Dataset entries:
┄┄┄┄┄┄┄┄┄┄┄┄┄┄┄┄┄┄┄┄

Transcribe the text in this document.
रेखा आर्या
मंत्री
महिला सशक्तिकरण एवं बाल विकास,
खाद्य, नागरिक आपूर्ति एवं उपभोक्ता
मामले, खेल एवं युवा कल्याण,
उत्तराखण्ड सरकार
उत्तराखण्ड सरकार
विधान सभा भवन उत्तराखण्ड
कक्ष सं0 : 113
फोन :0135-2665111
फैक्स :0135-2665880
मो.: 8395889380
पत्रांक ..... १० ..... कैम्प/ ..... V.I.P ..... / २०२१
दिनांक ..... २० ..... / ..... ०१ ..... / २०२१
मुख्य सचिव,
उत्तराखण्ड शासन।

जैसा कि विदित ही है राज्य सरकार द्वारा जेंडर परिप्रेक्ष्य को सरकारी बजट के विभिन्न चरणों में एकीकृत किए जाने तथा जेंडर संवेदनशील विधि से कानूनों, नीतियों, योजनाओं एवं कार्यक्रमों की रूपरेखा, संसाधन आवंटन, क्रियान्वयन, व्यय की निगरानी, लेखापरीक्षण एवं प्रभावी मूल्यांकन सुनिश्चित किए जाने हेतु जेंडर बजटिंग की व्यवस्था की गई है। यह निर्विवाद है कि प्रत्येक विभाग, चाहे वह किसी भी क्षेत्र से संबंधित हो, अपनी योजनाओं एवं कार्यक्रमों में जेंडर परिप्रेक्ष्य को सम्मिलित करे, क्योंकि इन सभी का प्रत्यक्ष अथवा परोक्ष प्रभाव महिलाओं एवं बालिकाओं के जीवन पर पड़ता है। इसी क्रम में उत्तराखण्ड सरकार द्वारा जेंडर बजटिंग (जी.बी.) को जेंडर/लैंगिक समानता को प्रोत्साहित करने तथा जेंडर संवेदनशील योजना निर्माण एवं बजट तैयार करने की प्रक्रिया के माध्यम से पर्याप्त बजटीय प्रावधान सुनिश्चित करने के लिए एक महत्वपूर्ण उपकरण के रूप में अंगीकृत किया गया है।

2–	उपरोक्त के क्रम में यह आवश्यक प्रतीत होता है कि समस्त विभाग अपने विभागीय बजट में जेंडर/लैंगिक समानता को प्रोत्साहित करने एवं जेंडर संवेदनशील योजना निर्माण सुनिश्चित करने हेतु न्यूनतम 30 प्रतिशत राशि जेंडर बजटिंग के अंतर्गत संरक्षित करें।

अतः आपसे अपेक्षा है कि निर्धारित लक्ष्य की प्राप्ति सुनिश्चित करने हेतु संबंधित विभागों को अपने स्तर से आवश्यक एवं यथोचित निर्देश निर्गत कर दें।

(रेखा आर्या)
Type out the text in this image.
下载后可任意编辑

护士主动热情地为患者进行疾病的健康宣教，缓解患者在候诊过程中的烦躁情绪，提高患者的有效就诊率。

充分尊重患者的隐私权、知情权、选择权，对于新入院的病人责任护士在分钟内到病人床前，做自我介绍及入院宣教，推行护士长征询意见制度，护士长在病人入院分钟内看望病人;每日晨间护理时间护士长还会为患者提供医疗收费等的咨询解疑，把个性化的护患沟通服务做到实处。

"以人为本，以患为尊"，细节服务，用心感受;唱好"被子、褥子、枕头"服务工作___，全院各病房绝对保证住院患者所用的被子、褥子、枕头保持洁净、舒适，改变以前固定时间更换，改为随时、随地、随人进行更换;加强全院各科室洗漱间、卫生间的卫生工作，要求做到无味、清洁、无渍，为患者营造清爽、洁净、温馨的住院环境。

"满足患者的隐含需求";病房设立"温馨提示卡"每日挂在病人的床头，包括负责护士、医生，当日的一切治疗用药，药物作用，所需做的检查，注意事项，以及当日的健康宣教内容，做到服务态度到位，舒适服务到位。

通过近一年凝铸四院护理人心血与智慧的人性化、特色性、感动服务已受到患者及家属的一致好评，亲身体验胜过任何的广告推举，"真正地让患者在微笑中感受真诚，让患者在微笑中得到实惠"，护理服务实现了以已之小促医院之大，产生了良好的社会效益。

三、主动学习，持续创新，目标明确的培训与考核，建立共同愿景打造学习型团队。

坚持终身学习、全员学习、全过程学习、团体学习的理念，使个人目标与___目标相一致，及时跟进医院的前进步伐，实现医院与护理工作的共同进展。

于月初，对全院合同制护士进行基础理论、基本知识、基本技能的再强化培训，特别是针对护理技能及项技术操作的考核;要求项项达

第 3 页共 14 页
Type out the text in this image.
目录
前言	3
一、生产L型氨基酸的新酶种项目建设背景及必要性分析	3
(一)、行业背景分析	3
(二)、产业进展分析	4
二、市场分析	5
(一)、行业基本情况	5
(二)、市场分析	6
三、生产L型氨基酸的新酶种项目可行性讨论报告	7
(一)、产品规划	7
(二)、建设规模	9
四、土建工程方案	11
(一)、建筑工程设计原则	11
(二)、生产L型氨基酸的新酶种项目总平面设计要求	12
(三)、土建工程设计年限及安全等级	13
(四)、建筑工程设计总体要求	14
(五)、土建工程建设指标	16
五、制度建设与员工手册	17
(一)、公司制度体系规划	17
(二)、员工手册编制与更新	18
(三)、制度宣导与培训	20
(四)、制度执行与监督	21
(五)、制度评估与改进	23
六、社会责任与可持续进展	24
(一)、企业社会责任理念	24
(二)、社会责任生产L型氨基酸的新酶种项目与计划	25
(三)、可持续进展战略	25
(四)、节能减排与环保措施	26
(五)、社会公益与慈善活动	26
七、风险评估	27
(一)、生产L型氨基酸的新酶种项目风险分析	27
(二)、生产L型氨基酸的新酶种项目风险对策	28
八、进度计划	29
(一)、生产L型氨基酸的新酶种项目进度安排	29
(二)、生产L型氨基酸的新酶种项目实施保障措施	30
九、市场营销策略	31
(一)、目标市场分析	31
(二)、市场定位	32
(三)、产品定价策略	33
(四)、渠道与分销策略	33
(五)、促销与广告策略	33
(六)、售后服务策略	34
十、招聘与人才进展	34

┄┄┄┄┄┄┄┄┄┄┄┄┄┄┄┄┄┄┄┄

### SHORT TASK
Reproduce each record exactly, leaving nothing out.

### WRITTEN REPLY
Transcribe the text in this document.
रेखा आर्या
मंत्री
महिला सशक्तिकरण एवं बाल विकास,
खाद्य, नागरिक आपूर्ति एवं उपभोक्ता
मामले, खेल एवं युवा कल्याण,
उत्तराखण्ड सरकार
उत्तराखण्ड सरकार
विधान सभा भवन उत्तराखण्ड
कक्ष सं0 : 113
फोन :0135-2665111
फैक्स :0135-2665880
मो.: 8395889380
पत्रांक ..... १० ..... कैम्प/ ..... V.I.P ..... / २०२१
दिनांक ..... २० ..... / ..... ०१ ..... / २०२१
मुख्य सचिव,
उत्तराखण्ड शासन।

जैसा कि विदित ही है राज्य सरकार द्वारा जेंडर परिप्रेक्ष्य को सरकारी बजट के विभिन्न चरणों में एकीकृत किए जाने तथा जेंडर संवेदनशील विधि से कानूनों, नीतियों, योजनाओं एवं कार्यक्रमों की रूपरेखा, संसाधन आवंटन, क्रियान्वयन, व्यय की निगरानी, लेखापरीक्षण एवं प्रभावी मूल्यांकन सुनिश्चित किए जाने हेतु जेंडर बजटिंग की व्यवस्था की गई है। यह निर्विवाद है कि प्रत्येक विभाग, चाहे वह किसी भी क्षेत्र से संबंधित हो, अपनी योजनाओं एवं कार्यक्रमों में जेंडर परिप्रेक्ष्य को सम्मिलित करे, क्योंकि इन सभी का प्रत्यक्ष अथवा परोक्ष प्रभाव महिलाओं एवं बालिकाओं के जीवन पर पड़ता है। इसी क्रम में उत्तराखण्ड सरकार द्वारा जेंडर बजटिंग (जी.बी.) को जेंडर/लैंगिक समानता को प्रोत्साहित करने तथा जेंडर संवेदनशील योजना निर्माण एवं बजट तैयार करने की प्रक्रिया के माध्यम से पर्याप्त बजटीय प्रावधान सुनिश्चित करने के लिए एक महत्वपूर्ण उपकरण के रूप में अंगीकृत किया गया है।

2–	उपरोक्त के क्रम में यह आवश्यक प्रतीत होता है कि समस्त विभाग अपने विभागीय बजट में जेंडर/लैंगिक समानता को प्रोत्साहित करने एवं जेंडर संवेदनशील योजना निर्माण सुनिश्चित करने हेतु न्यूनतम 30 प्रतिशत राशि जेंडर बजटिंग के अंतर्गत संरक्षित करें।

अतः आपसे अपेक्षा है कि निर्धारित लक्ष्य की प्राप्ति सुनिश्चित करने हेतु संबंधित विभागों को अपने स्तर से आवश्यक एवं यथोचित निर्देश निर्गत कर दें।

(रेखा आर्या)
Type out the text in this image.
下载后可任意编辑

护士主动热情地为患者进行疾病的健康宣教，缓解患者在候诊过程中的烦躁情绪，提高患者的有效就诊率。

充分尊重患者的隐私权、知情权、选择权，对于新入院的病人责任护士在分钟内到病人床前，做自我介绍及入院宣教，推行护士长征询意见制度，护士长在病人入院分钟内看望病人;每日晨间护理时间护士长还会为患者提供医疗收费等的咨询解疑，把个性化的护患沟通服务做到实处。

"以人为本，以患为尊"，细节服务，用心感受;唱好"被子、褥子、枕头"服务工作___，全院各病房绝对保证住院患者所用的被子、褥子、枕头保持洁净、舒适，改变以前固定时间更换，改为随时、随地、随人进行更换;加强全院各科室洗漱间、卫生间的卫生工作，要求做到无味、清洁、无渍，为患者营造清爽、洁净、温馨的住院环境。

"满足患者的隐含需求";病房设立"温馨提示卡"每日挂在病人的床头，包括负责护士、医生，当日的一切治疗用药，药物作用，所需做的检查，注意事项，以及当日的健康宣教内容，做到服务态度到位，舒适服务到位。

通过近一年凝铸四院护理人心血与智慧的人性化、特色性、感动服务已受到患者及家属的一致好评，亲身体验胜过任何的广告推举，"真正地让患者在微笑中感受真诚，让患者在微笑中得到实惠"，护理服务实现了以已之小促医院之大，产生了良好的社会效益。

三、主动学习，持续创新，目标明确的培训与考核，建立共同愿景打造学习型团队。

坚持终身学习、全员学习、全过程学习、团体学习的理念，使个人目标与___目标相一致，及时跟进医院的前进步伐，实现医院与护理工作的共同进展。

于月初，对全院合同制护士进行基础理论、基本知识、基本技能的再强化培训，特别是针对护理技能及项技术操作的考核;要求项项达

第 3 页共 14 页
Type out the text in this image.
目录
前言	3
一、生产L型氨基酸的新酶种项目建设背景及必要性分析	3
(一)、行业背景分析	3
(二)、产业进展分析	4
二、市场分析	5
(一)、行业基本情况	5
(二)、市场分析	6
三、生产L型氨基酸的新酶种项目可行性讨论报告	7
(一)、产品规划	7
(二)、建设规模	9
四、土建工程方案	11
(一)、建筑工程设计原则	11
(二)、生产L型氨基酸的新酶种项目总平面设计要求	12
(三)、土建工程设计年限及安全等级	13
(四)、建筑工程设计总体要求	14
(五)、土建工程建设指标	16
五、制度建设与员工手册	17
(一)、公司制度体系规划	17
(二)、员工手册编制与更新	18
(三)、制度宣导与培训	20
(四)、制度执行与监督	21
(五)、制度评估与改进	23
六、社会责任与可持续进展	24
(一)、企业社会责任理念	24
(二)、社会责任生产L型氨基酸的新酶种项目与计划	25
(三)、可持续进展战略	25
(四)、节能减排与环保措施	26
(五)、社会公益与慈善活动	26
七、风险评估	27
(一)、生产L型氨基酸的新酶种项目风险分析	27
(二)、生产L型氨基酸的新酶种项目风险对策	28
八、进度计划	29
(一)、生产L型氨基酸的新酶种项目进度安排	29
(二)、生产L型氨基酸的新酶种项目实施保障措施	30
九、市场营销策略	31
(一)、目标市场分析	31
(二)、市场定位	32
(三)、产品定价策略	33
(四)、渠道与分销策略	33
(五)、促销与广告策略	33
(六)、售后服务策略	34
十、招聘与人才进展	34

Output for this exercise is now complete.